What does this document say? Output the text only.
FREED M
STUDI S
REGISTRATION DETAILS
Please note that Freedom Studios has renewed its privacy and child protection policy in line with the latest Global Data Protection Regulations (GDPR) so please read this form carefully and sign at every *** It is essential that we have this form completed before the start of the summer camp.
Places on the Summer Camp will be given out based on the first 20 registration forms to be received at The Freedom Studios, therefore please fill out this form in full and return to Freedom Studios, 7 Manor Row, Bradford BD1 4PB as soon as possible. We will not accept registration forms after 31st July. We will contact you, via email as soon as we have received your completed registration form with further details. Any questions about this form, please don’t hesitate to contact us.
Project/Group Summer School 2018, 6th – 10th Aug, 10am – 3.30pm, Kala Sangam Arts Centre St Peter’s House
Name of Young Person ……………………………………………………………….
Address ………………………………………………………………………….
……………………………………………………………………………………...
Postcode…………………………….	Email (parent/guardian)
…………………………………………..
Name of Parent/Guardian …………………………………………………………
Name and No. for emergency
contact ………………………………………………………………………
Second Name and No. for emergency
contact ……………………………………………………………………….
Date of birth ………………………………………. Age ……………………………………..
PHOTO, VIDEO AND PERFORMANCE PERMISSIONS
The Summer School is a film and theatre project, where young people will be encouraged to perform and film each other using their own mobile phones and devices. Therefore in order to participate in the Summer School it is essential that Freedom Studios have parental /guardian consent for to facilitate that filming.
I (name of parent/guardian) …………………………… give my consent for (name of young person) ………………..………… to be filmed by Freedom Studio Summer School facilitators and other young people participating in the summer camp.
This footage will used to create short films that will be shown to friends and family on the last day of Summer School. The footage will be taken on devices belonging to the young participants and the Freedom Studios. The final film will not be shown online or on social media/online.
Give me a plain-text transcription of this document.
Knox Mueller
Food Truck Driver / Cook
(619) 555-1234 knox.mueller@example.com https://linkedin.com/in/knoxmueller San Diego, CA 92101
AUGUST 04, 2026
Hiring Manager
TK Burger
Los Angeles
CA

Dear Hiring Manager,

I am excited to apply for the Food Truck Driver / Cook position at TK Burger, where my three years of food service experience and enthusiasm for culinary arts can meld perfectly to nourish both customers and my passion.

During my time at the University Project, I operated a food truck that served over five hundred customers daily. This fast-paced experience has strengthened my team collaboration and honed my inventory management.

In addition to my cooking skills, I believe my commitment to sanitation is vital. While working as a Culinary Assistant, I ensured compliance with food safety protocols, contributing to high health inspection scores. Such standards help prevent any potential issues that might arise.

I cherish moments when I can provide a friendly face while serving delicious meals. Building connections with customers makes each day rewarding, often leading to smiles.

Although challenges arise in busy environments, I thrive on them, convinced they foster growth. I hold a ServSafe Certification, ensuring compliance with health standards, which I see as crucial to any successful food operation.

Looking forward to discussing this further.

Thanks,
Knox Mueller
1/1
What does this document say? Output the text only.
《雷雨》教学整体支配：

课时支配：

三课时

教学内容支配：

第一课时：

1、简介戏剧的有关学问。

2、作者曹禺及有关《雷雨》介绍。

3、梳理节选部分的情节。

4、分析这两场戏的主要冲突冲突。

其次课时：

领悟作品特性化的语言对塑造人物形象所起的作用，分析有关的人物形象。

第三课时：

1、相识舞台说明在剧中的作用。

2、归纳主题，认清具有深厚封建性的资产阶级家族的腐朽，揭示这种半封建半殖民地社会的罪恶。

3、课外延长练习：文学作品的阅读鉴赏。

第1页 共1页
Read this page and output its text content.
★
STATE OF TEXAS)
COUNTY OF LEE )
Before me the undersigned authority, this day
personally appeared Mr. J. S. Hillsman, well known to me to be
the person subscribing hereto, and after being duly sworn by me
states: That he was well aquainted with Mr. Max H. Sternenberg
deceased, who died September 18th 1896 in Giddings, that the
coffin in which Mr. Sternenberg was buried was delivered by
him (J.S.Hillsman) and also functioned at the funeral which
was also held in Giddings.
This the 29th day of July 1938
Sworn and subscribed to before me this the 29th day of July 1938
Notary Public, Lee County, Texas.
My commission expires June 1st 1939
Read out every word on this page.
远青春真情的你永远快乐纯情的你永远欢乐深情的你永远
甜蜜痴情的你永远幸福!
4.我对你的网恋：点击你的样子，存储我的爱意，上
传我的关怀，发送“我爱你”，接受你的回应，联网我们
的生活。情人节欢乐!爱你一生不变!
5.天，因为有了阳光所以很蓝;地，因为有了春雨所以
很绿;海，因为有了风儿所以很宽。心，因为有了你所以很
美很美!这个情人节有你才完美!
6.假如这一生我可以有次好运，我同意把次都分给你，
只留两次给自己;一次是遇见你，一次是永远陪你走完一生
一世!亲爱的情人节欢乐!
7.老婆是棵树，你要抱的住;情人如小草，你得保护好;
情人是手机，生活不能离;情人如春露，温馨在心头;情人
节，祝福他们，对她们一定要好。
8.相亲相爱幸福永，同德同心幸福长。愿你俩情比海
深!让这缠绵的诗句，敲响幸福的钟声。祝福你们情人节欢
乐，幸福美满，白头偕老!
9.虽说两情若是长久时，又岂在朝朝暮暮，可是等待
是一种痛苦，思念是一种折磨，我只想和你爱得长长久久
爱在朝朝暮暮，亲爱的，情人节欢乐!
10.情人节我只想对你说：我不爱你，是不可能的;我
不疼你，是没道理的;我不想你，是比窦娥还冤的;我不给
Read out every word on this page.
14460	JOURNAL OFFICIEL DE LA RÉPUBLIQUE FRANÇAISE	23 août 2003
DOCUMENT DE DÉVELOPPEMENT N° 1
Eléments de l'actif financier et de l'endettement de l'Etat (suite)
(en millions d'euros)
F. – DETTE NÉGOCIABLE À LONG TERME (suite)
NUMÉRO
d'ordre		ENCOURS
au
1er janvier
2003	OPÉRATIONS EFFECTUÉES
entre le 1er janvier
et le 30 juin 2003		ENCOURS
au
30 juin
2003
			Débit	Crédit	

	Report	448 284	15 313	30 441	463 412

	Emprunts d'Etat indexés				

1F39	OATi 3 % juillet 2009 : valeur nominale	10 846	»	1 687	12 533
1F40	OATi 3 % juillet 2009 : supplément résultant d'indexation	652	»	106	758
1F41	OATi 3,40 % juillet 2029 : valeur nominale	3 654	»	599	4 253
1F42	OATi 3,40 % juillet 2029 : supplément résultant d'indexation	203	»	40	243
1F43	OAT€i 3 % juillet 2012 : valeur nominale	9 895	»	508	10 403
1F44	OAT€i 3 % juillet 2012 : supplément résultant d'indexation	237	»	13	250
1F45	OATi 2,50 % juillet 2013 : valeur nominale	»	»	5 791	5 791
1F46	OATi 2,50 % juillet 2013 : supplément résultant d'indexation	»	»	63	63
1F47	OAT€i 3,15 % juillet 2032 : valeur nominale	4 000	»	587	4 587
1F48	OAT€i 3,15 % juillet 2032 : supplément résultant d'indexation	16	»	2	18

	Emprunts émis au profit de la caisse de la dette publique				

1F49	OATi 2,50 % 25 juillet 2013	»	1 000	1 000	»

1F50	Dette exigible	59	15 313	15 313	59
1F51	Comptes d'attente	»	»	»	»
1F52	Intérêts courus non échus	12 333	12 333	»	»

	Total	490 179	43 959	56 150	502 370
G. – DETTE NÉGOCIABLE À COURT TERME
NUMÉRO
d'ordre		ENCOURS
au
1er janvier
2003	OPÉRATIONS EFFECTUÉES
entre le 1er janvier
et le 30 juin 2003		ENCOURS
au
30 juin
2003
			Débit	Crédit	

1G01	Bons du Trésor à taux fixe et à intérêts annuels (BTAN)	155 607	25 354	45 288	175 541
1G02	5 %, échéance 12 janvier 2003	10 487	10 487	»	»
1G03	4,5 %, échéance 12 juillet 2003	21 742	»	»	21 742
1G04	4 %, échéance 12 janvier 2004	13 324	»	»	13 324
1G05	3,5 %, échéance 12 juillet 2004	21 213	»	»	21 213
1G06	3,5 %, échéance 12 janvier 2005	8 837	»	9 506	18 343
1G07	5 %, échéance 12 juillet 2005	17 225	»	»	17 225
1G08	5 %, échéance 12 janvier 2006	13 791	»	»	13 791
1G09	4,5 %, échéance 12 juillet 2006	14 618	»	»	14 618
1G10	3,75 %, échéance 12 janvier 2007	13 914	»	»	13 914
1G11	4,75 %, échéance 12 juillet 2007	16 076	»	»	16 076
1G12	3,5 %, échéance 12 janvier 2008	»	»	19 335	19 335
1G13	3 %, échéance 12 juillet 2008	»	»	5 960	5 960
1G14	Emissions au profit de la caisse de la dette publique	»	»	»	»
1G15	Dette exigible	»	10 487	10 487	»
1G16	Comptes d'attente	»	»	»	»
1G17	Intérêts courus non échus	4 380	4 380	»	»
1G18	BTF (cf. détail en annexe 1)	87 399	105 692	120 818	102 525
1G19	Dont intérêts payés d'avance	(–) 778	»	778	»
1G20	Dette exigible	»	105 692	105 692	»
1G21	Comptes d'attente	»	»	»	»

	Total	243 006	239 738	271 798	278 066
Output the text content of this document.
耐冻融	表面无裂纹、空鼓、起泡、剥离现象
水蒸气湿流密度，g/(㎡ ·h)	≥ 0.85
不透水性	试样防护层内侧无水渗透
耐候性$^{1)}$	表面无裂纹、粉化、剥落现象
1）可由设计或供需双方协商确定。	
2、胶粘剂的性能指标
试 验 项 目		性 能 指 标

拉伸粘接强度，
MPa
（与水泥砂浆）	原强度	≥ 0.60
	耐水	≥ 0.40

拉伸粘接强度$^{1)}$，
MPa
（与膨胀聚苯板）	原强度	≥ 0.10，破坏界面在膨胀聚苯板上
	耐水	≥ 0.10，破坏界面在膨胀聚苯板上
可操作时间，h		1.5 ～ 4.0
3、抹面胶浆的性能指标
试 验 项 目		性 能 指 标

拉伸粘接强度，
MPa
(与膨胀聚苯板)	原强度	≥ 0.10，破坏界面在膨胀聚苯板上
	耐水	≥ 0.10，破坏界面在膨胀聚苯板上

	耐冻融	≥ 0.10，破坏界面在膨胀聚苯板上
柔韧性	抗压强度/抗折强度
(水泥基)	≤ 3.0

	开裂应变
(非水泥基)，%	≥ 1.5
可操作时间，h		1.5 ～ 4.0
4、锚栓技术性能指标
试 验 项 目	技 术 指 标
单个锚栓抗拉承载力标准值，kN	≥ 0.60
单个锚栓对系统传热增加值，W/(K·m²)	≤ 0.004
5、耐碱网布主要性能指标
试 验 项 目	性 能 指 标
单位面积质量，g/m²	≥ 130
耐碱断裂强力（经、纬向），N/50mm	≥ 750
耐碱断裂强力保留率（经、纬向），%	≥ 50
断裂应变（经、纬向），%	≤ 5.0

• **What is required**
Gather each line from the listing above that holds "emergency".

• **Solution for this task**
Name and No. for emergency
Second Name and No. for emergency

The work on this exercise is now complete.